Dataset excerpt
====
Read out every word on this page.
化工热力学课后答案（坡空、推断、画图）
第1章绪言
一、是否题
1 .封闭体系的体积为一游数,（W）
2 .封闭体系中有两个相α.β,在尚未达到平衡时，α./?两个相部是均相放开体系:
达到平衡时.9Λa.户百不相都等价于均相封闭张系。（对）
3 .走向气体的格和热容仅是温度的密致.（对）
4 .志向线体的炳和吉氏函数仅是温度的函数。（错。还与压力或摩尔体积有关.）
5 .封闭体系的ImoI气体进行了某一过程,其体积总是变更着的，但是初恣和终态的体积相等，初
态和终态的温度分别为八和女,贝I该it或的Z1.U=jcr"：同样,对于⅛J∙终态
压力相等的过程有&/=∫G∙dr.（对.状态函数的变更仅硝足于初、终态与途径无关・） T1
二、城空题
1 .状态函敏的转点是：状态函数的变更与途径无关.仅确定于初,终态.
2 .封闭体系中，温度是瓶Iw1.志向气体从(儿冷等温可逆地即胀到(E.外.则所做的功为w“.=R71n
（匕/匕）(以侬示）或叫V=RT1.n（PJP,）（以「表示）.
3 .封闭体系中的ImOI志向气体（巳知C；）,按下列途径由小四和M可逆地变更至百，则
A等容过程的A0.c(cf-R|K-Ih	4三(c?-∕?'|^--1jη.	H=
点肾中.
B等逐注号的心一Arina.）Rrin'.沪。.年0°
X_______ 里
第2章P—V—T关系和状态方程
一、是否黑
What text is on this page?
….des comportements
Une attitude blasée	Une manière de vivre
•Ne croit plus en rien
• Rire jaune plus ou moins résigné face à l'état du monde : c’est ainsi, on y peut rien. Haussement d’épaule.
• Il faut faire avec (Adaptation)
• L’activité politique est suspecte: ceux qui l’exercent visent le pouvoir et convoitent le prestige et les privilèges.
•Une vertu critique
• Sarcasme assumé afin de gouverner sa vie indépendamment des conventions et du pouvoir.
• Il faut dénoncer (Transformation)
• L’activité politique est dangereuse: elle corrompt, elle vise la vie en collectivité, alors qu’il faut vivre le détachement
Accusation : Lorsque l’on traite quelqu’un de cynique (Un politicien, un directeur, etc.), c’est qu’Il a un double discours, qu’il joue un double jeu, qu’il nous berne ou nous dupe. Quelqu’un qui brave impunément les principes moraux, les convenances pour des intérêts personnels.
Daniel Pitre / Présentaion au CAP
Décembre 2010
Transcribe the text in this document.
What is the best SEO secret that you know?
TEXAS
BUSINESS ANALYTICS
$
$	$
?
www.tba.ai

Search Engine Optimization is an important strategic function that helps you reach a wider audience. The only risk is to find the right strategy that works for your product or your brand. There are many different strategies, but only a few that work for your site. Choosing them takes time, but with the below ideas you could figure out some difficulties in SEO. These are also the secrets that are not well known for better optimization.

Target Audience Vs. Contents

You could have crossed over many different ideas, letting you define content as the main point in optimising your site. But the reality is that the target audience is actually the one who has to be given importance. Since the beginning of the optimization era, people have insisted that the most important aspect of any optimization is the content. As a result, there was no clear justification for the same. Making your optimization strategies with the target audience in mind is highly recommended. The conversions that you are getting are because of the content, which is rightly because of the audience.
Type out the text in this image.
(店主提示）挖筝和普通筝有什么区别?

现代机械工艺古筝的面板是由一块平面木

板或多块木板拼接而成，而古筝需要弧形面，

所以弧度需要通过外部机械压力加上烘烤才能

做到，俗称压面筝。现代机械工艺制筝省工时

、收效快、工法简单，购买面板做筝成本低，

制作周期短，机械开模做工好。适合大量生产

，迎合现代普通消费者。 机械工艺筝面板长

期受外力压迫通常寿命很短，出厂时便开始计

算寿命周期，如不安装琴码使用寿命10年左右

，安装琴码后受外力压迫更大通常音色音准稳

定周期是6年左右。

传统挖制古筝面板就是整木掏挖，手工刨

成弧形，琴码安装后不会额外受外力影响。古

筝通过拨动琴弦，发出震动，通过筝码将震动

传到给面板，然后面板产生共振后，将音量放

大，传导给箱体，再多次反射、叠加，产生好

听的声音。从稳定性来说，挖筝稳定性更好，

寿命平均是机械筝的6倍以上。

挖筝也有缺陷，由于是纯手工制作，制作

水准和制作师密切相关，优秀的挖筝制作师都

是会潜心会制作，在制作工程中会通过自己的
====
_WORK TO DO_
Transcribe the records above exactly as they appear.

_REPLY TO THE TASK_
Read out every word on this page.
化工热力学课后答案（坡空、推断、画图）
第1章绪言
一、是否题
1 .封闭体系的体积为一游数,（W）
2 .封闭体系中有两个相α.β,在尚未达到平衡时，α./?两个相部是均相放开体系:
达到平衡时.9Λa.户百不相都等价于均相封闭张系。（对）
3 .走向气体的格和热容仅是温度的密致.（对）
4 .志向线体的炳和吉氏函数仅是温度的函数。（错。还与压力或摩尔体积有关.）
5 .封闭体系的ImoI气体进行了某一过程,其体积总是变更着的，但是初恣和终态的体积相等，初
态和终态的温度分别为八和女,贝I该it或的Z1.U=jcr"：同样,对于⅛J∙终态
压力相等的过程有&/=∫G∙dr.（对.状态函数的变更仅硝足于初、终态与途径无关・） T1
二、城空题
1 .状态函敏的转点是：状态函数的变更与途径无关.仅确定于初,终态.
2 .封闭体系中，温度是瓶Iw1.志向气体从(儿冷等温可逆地即胀到(E.外.则所做的功为w“.=R71n
（匕/匕）(以侬示）或叫V=RT1.n（PJP,）（以「表示）.
3 .封闭体系中的ImOI志向气体（巳知C；）,按下列途径由小四和M可逆地变更至百，则
A等容过程的A0.c(cf-R|K-Ih	4三(c?-∕?'|^--1jη.	H=
点肾中.
B等逐注号的心一Arina.）Rrin'.沪。.年0°
X_______ 里
第2章P—V—T关系和状态方程
一、是否黑
What text is on this page?
….des comportements
Une attitude blasée	Une manière de vivre
•Ne croit plus en rien
• Rire jaune plus ou moins résigné face à l'état du monde : c’est ainsi, on y peut rien. Haussement d’épaule.
• Il faut faire avec (Adaptation)
• L’activité politique est suspecte: ceux qui l’exercent visent le pouvoir et convoitent le prestige et les privilèges.
•Une vertu critique
• Sarcasme assumé afin de gouverner sa vie indépendamment des conventions et du pouvoir.
• Il faut dénoncer (Transformation)
• L’activité politique est dangereuse: elle corrompt, elle vise la vie en collectivité, alors qu’il faut vivre le détachement
Accusation : Lorsque l’on traite quelqu’un de cynique (Un politicien, un directeur, etc.), c’est qu’Il a un double discours, qu’il joue un double jeu, qu’il nous berne ou nous dupe. Quelqu’un qui brave impunément les principes moraux, les convenances pour des intérêts personnels.
Daniel Pitre / Présentaion au CAP
Décembre 2010
Transcribe the text in this document.
What is the best SEO secret that you know?
TEXAS
BUSINESS ANALYTICS
$
$	$
?
www.tba.ai

Search Engine Optimization is an important strategic function that helps you reach a wider audience. The only risk is to find the right strategy that works for your product or your brand. There are many different strategies, but only a few that work for your site. Choosing them takes time, but with the below ideas you could figure out some difficulties in SEO. These are also the secrets that are not well known for better optimization.

Target Audience Vs. Contents

You could have crossed over many different ideas, letting you define content as the main point in optimising your site. But the reality is that the target audience is actually the one who has to be given importance. Since the beginning of the optimization era, people have insisted that the most important aspect of any optimization is the content. As a result, there was no clear justification for the same. Making your optimization strategies with the target audience in mind is highly recommended. The conversions that you are getting are because of the content, which is rightly because of the audience.
Type out the text in this image.
(店主提示）挖筝和普通筝有什么区别?

现代机械工艺古筝的面板是由一块平面木

板或多块木板拼接而成，而古筝需要弧形面，

所以弧度需要通过外部机械压力加上烘烤才能

做到，俗称压面筝。现代机械工艺制筝省工时

、收效快、工法简单，购买面板做筝成本低，

制作周期短，机械开模做工好。适合大量生产

，迎合现代普通消费者。 机械工艺筝面板长

期受外力压迫通常寿命很短，出厂时便开始计

算寿命周期，如不安装琴码使用寿命10年左右

，安装琴码后受外力压迫更大通常音色音准稳

定周期是6年左右。

传统挖制古筝面板就是整木掏挖，手工刨

成弧形，琴码安装后不会额外受外力影响。古

筝通过拨动琴弦，发出震动，通过筝码将震动

传到给面板，然后面板产生共振后，将音量放

大，传导给箱体，再多次反射、叠加，产生好

听的声音。从稳定性来说，挖筝稳定性更好，

寿命平均是机械筝的6倍以上。

挖筝也有缺陷，由于是纯手工制作，制作

水准和制作师密切相关，优秀的挖筝制作师都

是会潜心会制作，在制作工程中会通过自己的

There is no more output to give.